| GOAL OF THE EXERCISE |
Where a line of the records holds the string "Methylation", copy that line.

| Dataset records on visual material |
_ _ _ _ _

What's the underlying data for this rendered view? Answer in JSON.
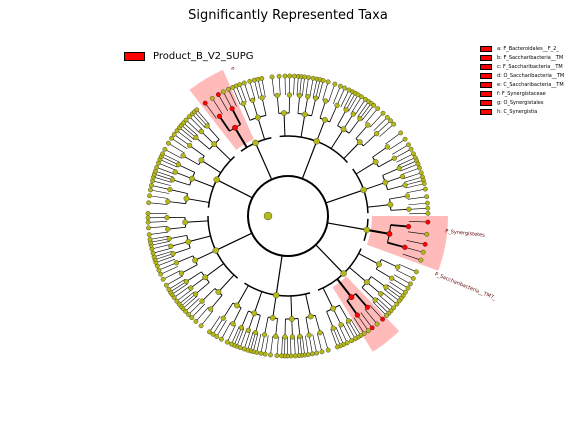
{
  "title": "Significantly Represented Taxa",
  "group_legend": {
    "label": "Product_B_V2_SUPG",
    "color": "#ff0000"
  },
  "clade_legend": [
    "a: F_Bacteroidales__F_2_",
    "b: F_Saccharibacteria__TM",
    "c: F_Saccharibacteria__TM",
    "d: O_Saccharibacteria__TM",
    "e: C_Saccharibacteria__TM",
    "f: F_Synergistaceae",
    "g: O_Synergistales",
    "h: C_Synergistia"
  ],
  "highlight_labels": [
    "a",
    "P_Synergistetes",
    "P_Saccharibacteria__TM7_"
  ],
  "colors": {
    "node_default": "#b5b81a",
    "node_highlight": "#ff0000",
    "shade": "#ff6666",
    "edge": "#000000"
  }
}
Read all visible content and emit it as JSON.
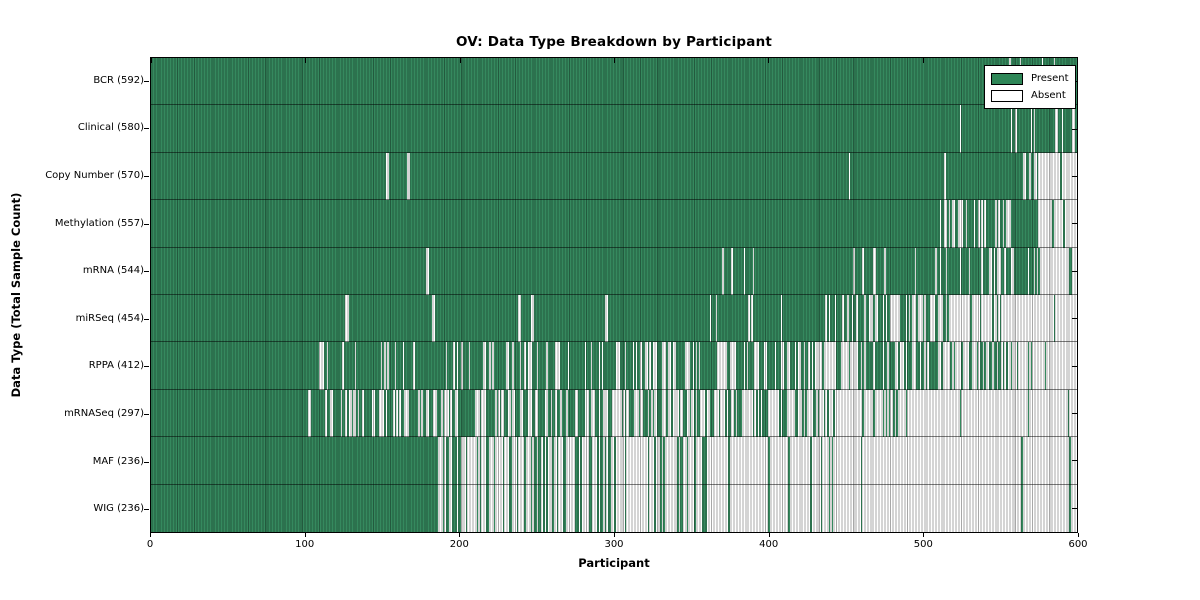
{
  "window": {
    "title": "OV: Data Type Breakdown by Participant"
  },
  "colors": {
    "present": "#35895e",
    "absent": "#ffffff",
    "edge": "#000000",
    "legend_present_swatch": "#2e8657"
  },
  "chart_data": {
    "type": "heatmap",
    "title": "OV: Data Type Breakdown by Participant",
    "xlabel": "Participant",
    "ylabel": "Data Type (Total Sample Count)",
    "x_range": [
      0,
      600
    ],
    "x_ticks": [
      0,
      100,
      200,
      300,
      400,
      500,
      600
    ],
    "grid": false,
    "legend_position": "upper right",
    "legend": {
      "present": "Present",
      "absent": "Absent"
    },
    "rows": [
      {
        "name": "BCR",
        "label": "BCR (592)",
        "total": 592,
        "seed": 11,
        "segments": [
          [
            "P",
            0,
            552
          ],
          [
            "M",
            552,
            578,
            0.73
          ],
          [
            "M",
            578,
            600,
            0.95
          ]
        ]
      },
      {
        "name": "Clinical",
        "label": "Clinical (580)",
        "total": 580,
        "seed": 22,
        "segments": [
          [
            "P",
            0,
            524
          ],
          [
            "A",
            524,
            525
          ],
          [
            "P",
            525,
            552
          ],
          [
            "M",
            552,
            578,
            0.68
          ],
          [
            "P",
            578,
            586
          ],
          [
            "M",
            586,
            600,
            0.3
          ]
        ]
      },
      {
        "name": "CopyNumber",
        "label": "Copy Number (570)",
        "total": 570,
        "seed": 33,
        "segments": [
          [
            "P",
            0,
            152
          ],
          [
            "A",
            152,
            154
          ],
          [
            "P",
            154,
            166
          ],
          [
            "A",
            166,
            168
          ],
          [
            "P",
            168,
            452
          ],
          [
            "A",
            452,
            453
          ],
          [
            "P",
            453,
            514
          ],
          [
            "A",
            514,
            515
          ],
          [
            "P",
            515,
            564
          ],
          [
            "M",
            564,
            576,
            0.6
          ],
          [
            "M",
            576,
            589,
            0.08
          ],
          [
            "P",
            589,
            590
          ],
          [
            "M",
            590,
            600,
            0.05
          ]
        ]
      },
      {
        "name": "Methylation",
        "label": "Methylation (557)",
        "total": 557,
        "seed": 44,
        "segments": [
          [
            "P",
            0,
            511
          ],
          [
            "M",
            511,
            557,
            0.52
          ],
          [
            "P",
            557,
            575
          ],
          [
            "M",
            575,
            600,
            0.08
          ]
        ]
      },
      {
        "name": "mRNA",
        "label": "mRNA (544)",
        "total": 544,
        "seed": 55,
        "segments": [
          [
            "P",
            0,
            178
          ],
          [
            "A",
            178,
            180
          ],
          [
            "P",
            180,
            335
          ],
          [
            "M",
            335,
            520,
            0.93
          ],
          [
            "M",
            520,
            576,
            0.66
          ],
          [
            "M",
            576,
            600,
            0.14
          ]
        ]
      },
      {
        "name": "miRSeq",
        "label": "miRSeq (454)",
        "total": 454,
        "seed": 66,
        "segments": [
          [
            "P",
            0,
            126
          ],
          [
            "A",
            126,
            128
          ],
          [
            "P",
            128,
            182
          ],
          [
            "A",
            182,
            184
          ],
          [
            "P",
            184,
            238
          ],
          [
            "A",
            238,
            240
          ],
          [
            "P",
            240,
            246
          ],
          [
            "A",
            246,
            248
          ],
          [
            "P",
            248,
            294
          ],
          [
            "A",
            294,
            296
          ],
          [
            "P",
            296,
            350
          ],
          [
            "M",
            350,
            435,
            0.93
          ],
          [
            "M",
            435,
            510,
            0.45
          ],
          [
            "M",
            510,
            552,
            0.15
          ],
          [
            "M",
            552,
            600,
            0.04
          ]
        ]
      },
      {
        "name": "RPPA",
        "label": "RPPA (412)",
        "total": 412,
        "seed": 77,
        "segments": [
          [
            "P",
            0,
            104
          ],
          [
            "M",
            104,
            300,
            0.76
          ],
          [
            "M",
            300,
            437,
            0.6
          ],
          [
            "M",
            437,
            520,
            0.52
          ],
          [
            "M",
            520,
            576,
            0.42
          ],
          [
            "M",
            576,
            600,
            0.12
          ]
        ]
      },
      {
        "name": "mRNASeq",
        "label": "mRNASeq (297)",
        "total": 297,
        "seed": 88,
        "segments": [
          [
            "P",
            0,
            102
          ],
          [
            "M",
            102,
            300,
            0.6
          ],
          [
            "M",
            300,
            437,
            0.42
          ],
          [
            "M",
            437,
            520,
            0.12
          ],
          [
            "M",
            520,
            572,
            0.06
          ],
          [
            "A",
            572,
            594
          ],
          [
            "P",
            594,
            595
          ],
          [
            "A",
            595,
            600
          ]
        ]
      },
      {
        "name": "MAF",
        "label": "MAF (236)",
        "total": 236,
        "seed": 99,
        "segments": [
          [
            "P",
            0,
            185
          ],
          [
            "M",
            185,
            300,
            0.38
          ],
          [
            "M",
            300,
            368,
            0.22
          ],
          [
            "M",
            368,
            460,
            0.07
          ],
          [
            "M",
            460,
            600,
            0.015
          ]
        ]
      },
      {
        "name": "WIG",
        "label": "WIG (236)",
        "total": 236,
        "seed": 99,
        "segments": [
          [
            "P",
            0,
            185
          ],
          [
            "M",
            185,
            300,
            0.38
          ],
          [
            "M",
            300,
            368,
            0.22
          ],
          [
            "M",
            368,
            460,
            0.07
          ],
          [
            "M",
            460,
            600,
            0.015
          ]
        ]
      }
    ]
  }
}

_ _ _ _ _

| ANSWER TO THIS TASK |
        "name": "Methylation",
        "label": "Methylation (557)",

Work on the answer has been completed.